**Texte source**
+ + + + +

Suzanne Grønlund est une habituée du Centralhjørnet.
Suzanne Grønlund montre des photos d'un drag show au Centralhjørnet.

Depuis une trentaine d'années, cette grand-mère de huit petits-enfants passe régulièrement la porte du bar gay, surnommé The Old Lady ("La vieille dame"), qui se targue d'être le plus vieux du monde toujours en activité. Suzanne n'est ni lesbienne, ni bisexuelle. Mais elle se sent au Centralhjørnet comme chez elle. "J'y ai organisé l'enterrement de vie de jeune fille de mon aînée", s'amuse-t-elle. "On ne trouve cette atmosphère nulle part ailleurs. Tu sais, je suis venue beaucoup, beaucoup de fois dans ce bar, susurre la vieille dame. Et ça fait plaisir de se rendre dans un endroit où tout le monde connaît ton nom. C’est pour ça que je viens." Un homme d'une soixantaine d'années, qui se présente comme étant Jess, se poste derrière elle, cherchant avec difficulté son équilibre sur ses deux béquilles. Manifestement soûl, il se met à déblatérer son amour pour la Danoise : "Elle m'a sauvé la vie un jour !", crie-t-il, racontant une soirée trop alcoolisée qui avait, apparemment, mal tourné. Sans avoir été sollicité, il assure que "tout le monde est le bienvenu ici : gay, lesbienne ou hétéro". Suzanne sourit et lui lance un mot en Danois. Jess sort du bar, légèrement titubant.

Premier pays à autoriser l'union des homosexuels

Qu’une grand-mère passe ses soirées dans un bar gay en dit beaucoup sur le Danemark, monarchie scandinave qui a la flatteuse réputation d’être particulièrement progressiste sur la question des droits LGBT. Le pays a d'ailleurs été le premier au monde à autoriser l'union civile des personnes de même sexe, en 1989 (contre 1999 en France et 2004 au Royaume-Uni). Cette année, la communauté gay danoise célébrera les dix ans du mariage homosexuel. Un mariage devenu également possible à l'église, le protestantisme - moins regardant que l’Église catholique sur l’orientation sexuelle des personnes voulant se marier - étant la religion d’État au Danemark. Pas étonnant, donc, que le doyen des bars homos se retrouve dans la capitale danoise.

"J’ai 71 ans. À l’époque, quand j’étais une enfant, ce n’était pas illégal d’être gay dans ce pays. Mais personne n’en parlait vraiment. Pourtant, ils [les homosexuels] étaient bel et bien là. C’est simplement que ce n’était pas comme aujourd’hui. Le pays a bien changé." (Suzanne Grønlund)

Le Centralhjørnet, lancé en 1917, incarne l'évolution de la société danoise sur les questions liées aux personnes LGBT. Une sorte de petit manuel d'histoire des gays et lesbiennes du pays. Coincé dans un recoin calme de la capitale, l’établissement se situe entre l’Hôtel de ville de Copenhague, où les couples de même sexe peuvent se marier depuis 2012, et le palais de justice, où jadis des hommes étaient jugés et condamnés du simple fait de leur homosexualité. Entre les deux, le bar se fait discret. Sa façade est morose. Ses vitres opaques. Seul un petit drapeau surplombant le logo de la taverne annonce la couleur arc-en-ciel de la bâtisse.

+ + + + +

**Enregistrements extraits**
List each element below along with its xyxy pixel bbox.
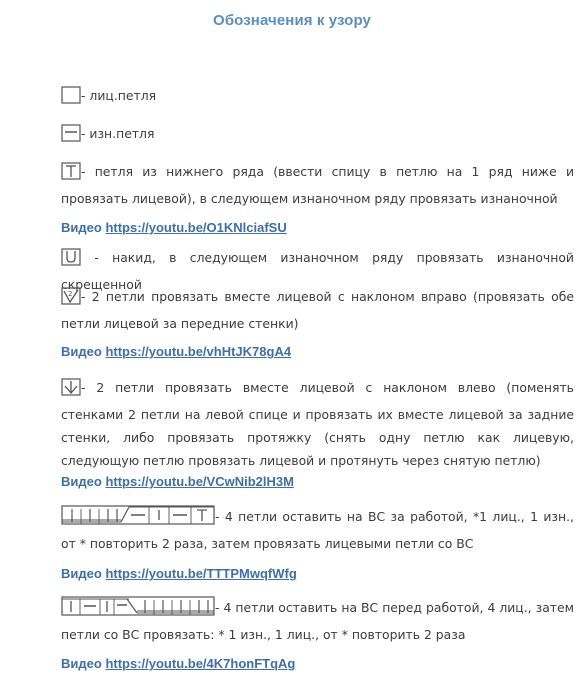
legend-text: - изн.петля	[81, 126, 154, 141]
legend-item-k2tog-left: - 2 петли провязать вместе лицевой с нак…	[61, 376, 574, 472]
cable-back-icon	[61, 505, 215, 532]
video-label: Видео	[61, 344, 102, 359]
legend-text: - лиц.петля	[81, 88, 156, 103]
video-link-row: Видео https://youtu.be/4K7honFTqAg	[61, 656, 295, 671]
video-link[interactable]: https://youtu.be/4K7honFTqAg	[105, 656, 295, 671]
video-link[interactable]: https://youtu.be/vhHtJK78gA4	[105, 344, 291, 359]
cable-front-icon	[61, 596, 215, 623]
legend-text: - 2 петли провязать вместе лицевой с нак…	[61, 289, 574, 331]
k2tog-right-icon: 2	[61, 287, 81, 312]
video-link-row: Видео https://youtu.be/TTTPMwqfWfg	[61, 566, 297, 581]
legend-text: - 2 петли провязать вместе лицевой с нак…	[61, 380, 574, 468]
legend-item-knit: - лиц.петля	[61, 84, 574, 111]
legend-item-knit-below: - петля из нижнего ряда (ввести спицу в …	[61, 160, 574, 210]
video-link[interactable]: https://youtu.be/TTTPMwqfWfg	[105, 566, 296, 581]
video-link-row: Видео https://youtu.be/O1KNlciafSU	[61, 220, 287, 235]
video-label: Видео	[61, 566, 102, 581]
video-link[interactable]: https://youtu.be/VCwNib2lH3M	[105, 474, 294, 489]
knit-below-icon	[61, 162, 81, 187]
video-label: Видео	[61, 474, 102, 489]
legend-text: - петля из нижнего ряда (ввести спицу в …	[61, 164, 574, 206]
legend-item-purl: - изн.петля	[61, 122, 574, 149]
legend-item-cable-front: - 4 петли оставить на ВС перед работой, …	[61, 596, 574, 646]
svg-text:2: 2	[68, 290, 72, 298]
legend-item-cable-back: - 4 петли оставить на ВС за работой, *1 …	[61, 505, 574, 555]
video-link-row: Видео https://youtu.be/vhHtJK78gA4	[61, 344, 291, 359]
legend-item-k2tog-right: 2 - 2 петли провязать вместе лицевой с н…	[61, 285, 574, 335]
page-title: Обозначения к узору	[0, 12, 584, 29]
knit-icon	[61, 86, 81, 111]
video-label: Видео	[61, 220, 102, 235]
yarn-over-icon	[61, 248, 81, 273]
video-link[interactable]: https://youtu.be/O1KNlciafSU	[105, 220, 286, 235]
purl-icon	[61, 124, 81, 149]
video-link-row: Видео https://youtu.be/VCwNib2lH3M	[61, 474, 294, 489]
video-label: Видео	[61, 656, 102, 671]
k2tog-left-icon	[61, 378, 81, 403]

+ + + + +

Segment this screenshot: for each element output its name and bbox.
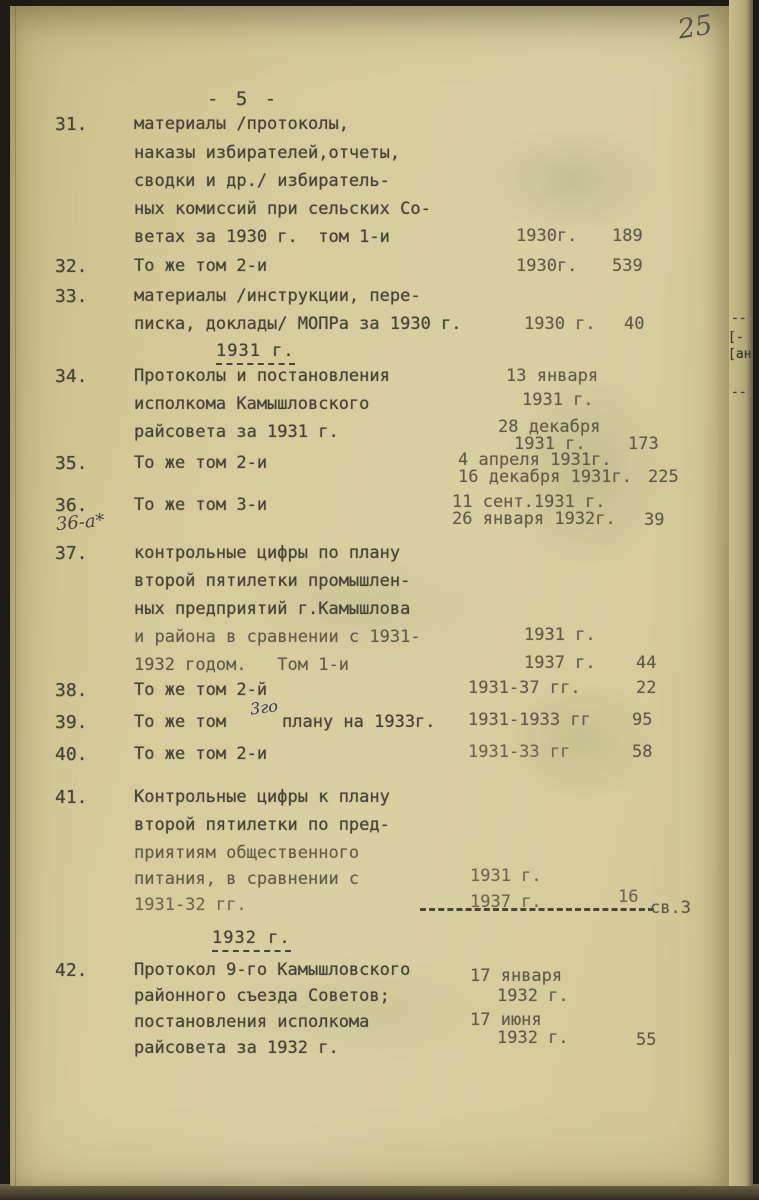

+ + + + +

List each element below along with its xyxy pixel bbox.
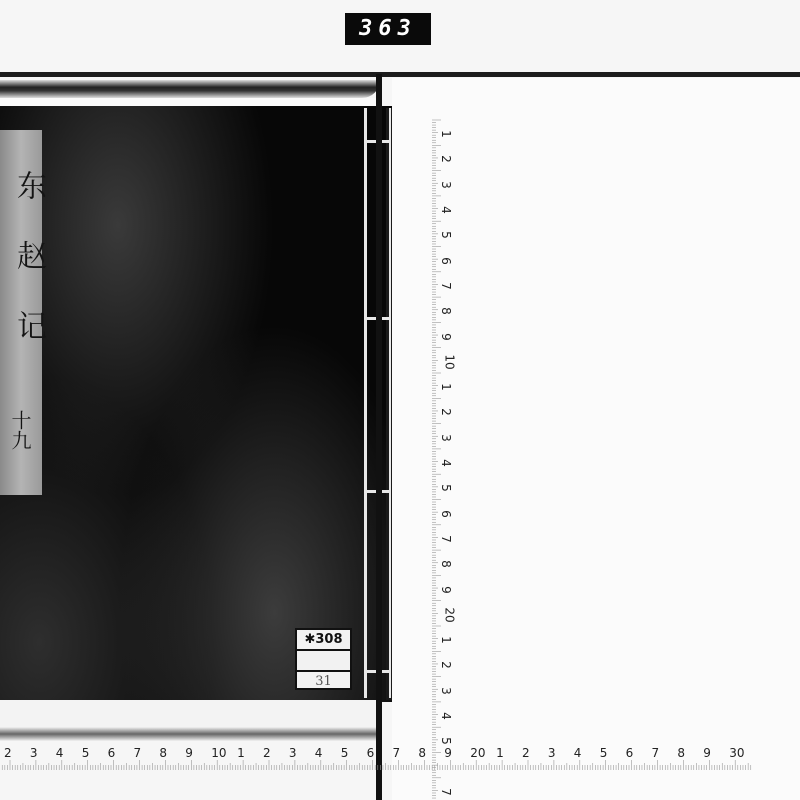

+ + + + +

**Défis**
1. Pourriez-vous restituer à l'identique le passage du texte sur le Centralhjørnet situé entre "Premier pays à" et "la capitale danoise.", ces deux extraits compris ?
2. Pouvez-vous reprendre le texte sur le Centralhjørnet là où il s'interrompt et en rédiger la suite ?
Les enregistrements n'ont aucun lien avec le texte sur le Centralhjørnet.

**Résultats finaux**
1.
Premier pays à autoriser l'union des homosexuels

Qu’une grand-mère passe ses soirées dans un bar gay en dit beaucoup sur le Danemark, monarchie scandinave qui a la flatteuse réputation d’être particulièrement progressiste sur la question des droits LGBT. Le pays a d'ailleurs été le premier au monde à autoriser l'union civile des personnes de même sexe, en 1989 (contre 1999 en France et 2004 au Royaume-Uni). Cette année, la communauté gay danoise célébrera les dix ans du mariage homosexuel. Un mariage devenu également possible à l'église, le protestantisme - moins regardant que l’Église catholique sur l’orientation sexuelle des personnes voulant se marier - étant la religion d’État au Danemark. Pas étonnant, donc, que le doyen des bars homos se retrouve dans la capitale danoise.

2.
Kenny Hoffland, qui a travaillé ici treize ans, est assis sur une banquette du bar, cigarette à la main. Il s’offusque gentiment lorsqu’on lui demande son âge. "Quelle impolitesse !", pouffe-t-il. Puis se lance dans l’historique de l’établissement. "Lorsque le bar a ouvert ses portes en 1917, être homosexuel était illégal au Danemark", raconte celui qui est devenu le nouveau propriétaire le 1er mars. Ce n’est qu’en 1933 que le royaume a dépénalisé l’homosexualité. Celle-ci n'est pas devenue morale pour autant. "On ne sait pas vraiment quand l'établissement est devenu gay... Sûrement dans les années 1950", dit Kenny. "Mais le Centralhjørnet a toujours eu la réputation d’être un lieu où les hommes allaient rencontrer d'autres hommes". D’ailleurs, en 1960, l’armée avait émis l'interdiction à ses soldats de se rendre dans les bars gays de la capitale, dont le Centralhjørnet, avec leur uniforme sur le dos. "L’état-major avait découvert que les militaires qui venaient dans le bar avec leur uniforme repartaient souvent sans avoir payé leurs verres... Une petite gâterie suffisait", rigole Kenny. Stigmatisé par la société, le "Coin Central" est donc resté in the closet - "dans le placard" - quelque temps avant de pleinement revendiquer son identité LGBT.

Kenny se précipite derrière le bar et se contorsionne vers le haut du comptoir pour y récupérer la Biblen (la "Bible") de l'établissement, qu’il dépose lourdement sur une table. L’ouvrage, jauni par le temps et rafistolé par des bouts de scotch, est un album photo retraçant les soirées les plus folles qu’a connues la taverne depuis 2005. Le barman sourit. Des hommes sont habillés en femmes. Des femmes sont habillées en hommes. Des personnes s’enlacent. Tous rigolent. "La différence entre ce bar et les autres, c’est que tout le monde est le bienvenu", avance l’homme. Et d’ajouter, avec un petit air taquin : "De toute façon, les homophobes n’entreraient pas dans ce bar. Enfin, du moins, si j’étais eux, je ne m’y risquerais pas !"

Kenny Hoffland, gérant du Centralhjørnet.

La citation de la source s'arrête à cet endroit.